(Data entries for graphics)

========================

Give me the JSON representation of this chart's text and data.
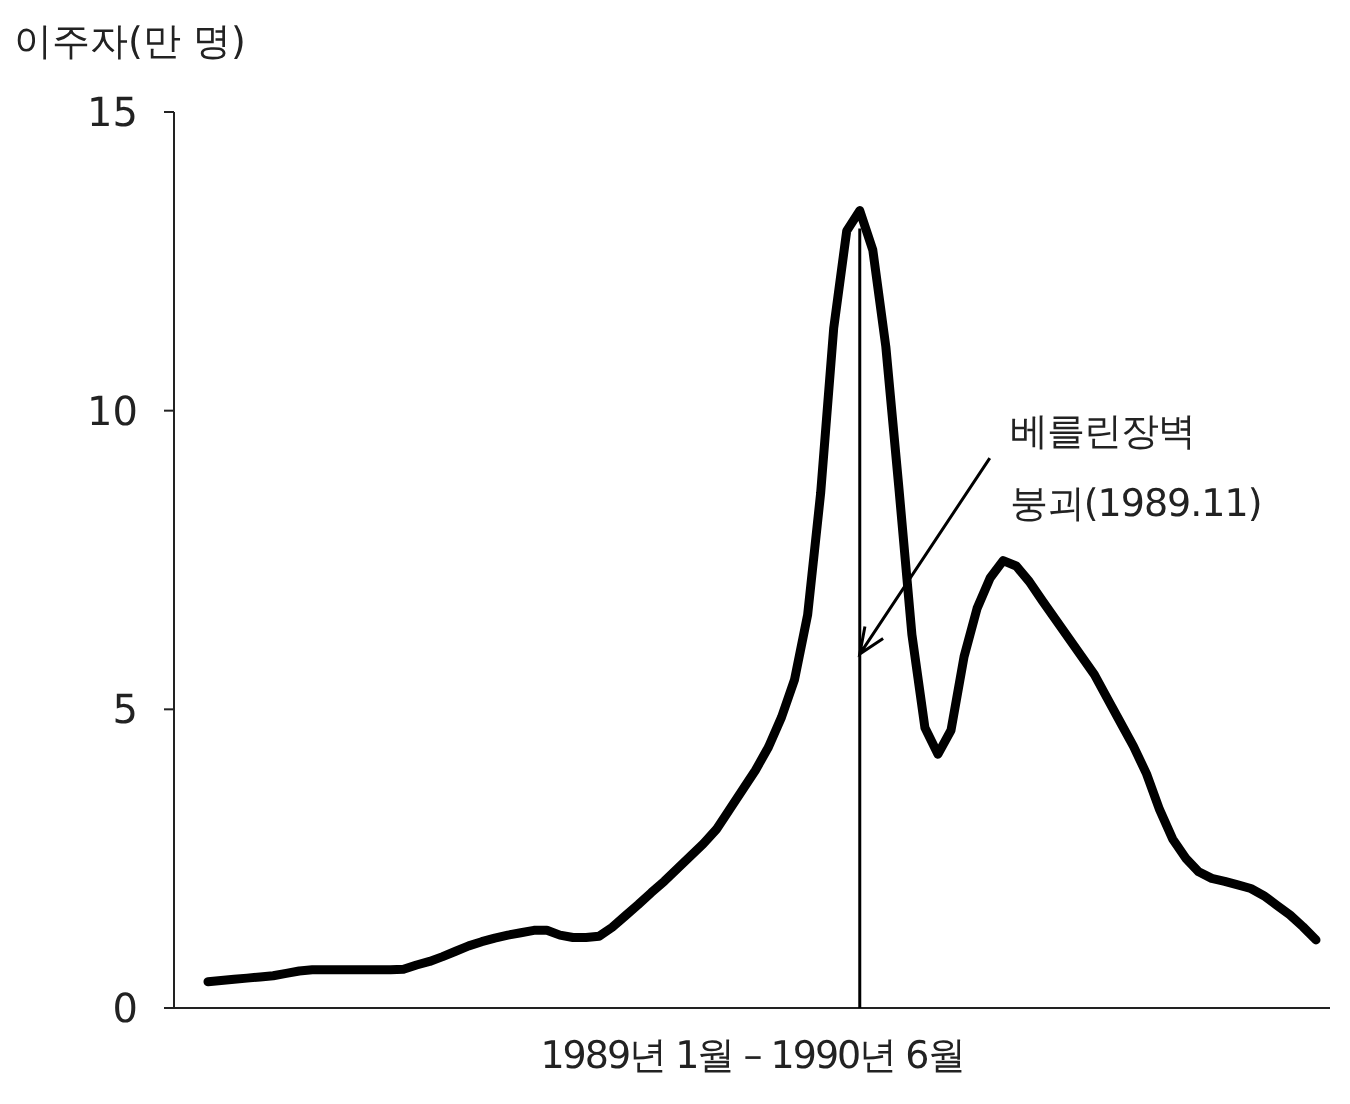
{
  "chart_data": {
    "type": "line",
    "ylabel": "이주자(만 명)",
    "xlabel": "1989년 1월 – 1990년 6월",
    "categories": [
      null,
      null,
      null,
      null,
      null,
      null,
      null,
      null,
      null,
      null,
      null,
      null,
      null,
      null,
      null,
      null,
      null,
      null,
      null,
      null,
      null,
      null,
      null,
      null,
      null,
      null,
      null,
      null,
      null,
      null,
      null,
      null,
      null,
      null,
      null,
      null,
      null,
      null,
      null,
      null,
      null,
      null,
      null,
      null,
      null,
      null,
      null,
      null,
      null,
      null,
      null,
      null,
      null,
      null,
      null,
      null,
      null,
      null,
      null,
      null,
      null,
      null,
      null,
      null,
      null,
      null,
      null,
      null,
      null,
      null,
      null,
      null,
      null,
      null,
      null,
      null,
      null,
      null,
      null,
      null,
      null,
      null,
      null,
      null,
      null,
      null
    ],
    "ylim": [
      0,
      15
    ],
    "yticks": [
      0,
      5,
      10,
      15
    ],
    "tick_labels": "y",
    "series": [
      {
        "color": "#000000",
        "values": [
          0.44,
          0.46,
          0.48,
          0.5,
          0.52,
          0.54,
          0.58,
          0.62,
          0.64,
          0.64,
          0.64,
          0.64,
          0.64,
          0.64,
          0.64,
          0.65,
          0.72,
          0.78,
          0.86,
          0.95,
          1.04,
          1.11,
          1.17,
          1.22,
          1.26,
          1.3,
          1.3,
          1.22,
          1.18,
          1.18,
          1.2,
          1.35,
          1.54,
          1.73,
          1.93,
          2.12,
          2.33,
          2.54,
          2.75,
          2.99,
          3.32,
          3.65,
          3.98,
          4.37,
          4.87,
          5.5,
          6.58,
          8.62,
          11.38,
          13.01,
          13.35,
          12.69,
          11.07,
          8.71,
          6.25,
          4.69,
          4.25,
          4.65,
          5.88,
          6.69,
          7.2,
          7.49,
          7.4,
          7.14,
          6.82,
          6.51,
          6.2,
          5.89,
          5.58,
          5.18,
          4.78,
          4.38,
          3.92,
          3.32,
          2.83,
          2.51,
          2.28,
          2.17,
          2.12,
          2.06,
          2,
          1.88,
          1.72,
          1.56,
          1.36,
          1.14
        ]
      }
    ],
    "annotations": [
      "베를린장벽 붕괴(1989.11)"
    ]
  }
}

========================

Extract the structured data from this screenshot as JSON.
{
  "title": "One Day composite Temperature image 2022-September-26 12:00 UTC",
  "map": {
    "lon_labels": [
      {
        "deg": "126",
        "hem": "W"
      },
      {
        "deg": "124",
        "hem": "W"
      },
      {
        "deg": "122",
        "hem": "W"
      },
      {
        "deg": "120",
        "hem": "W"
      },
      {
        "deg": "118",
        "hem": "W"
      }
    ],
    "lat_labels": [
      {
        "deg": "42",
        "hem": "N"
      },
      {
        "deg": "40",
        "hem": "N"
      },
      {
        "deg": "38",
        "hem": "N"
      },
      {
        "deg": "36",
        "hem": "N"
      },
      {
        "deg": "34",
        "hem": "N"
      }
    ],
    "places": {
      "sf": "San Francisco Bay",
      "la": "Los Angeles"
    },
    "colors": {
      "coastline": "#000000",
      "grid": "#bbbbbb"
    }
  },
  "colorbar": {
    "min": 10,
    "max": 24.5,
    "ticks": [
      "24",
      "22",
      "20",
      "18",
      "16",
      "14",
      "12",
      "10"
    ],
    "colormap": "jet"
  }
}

========================

→ **Request**
Scan the data above and copy every line with "this" in it.

→ **Answer to the exercise**
Give me the JSON representation of this chart's text and data.
Extract the structured data from this screenshot as JSON.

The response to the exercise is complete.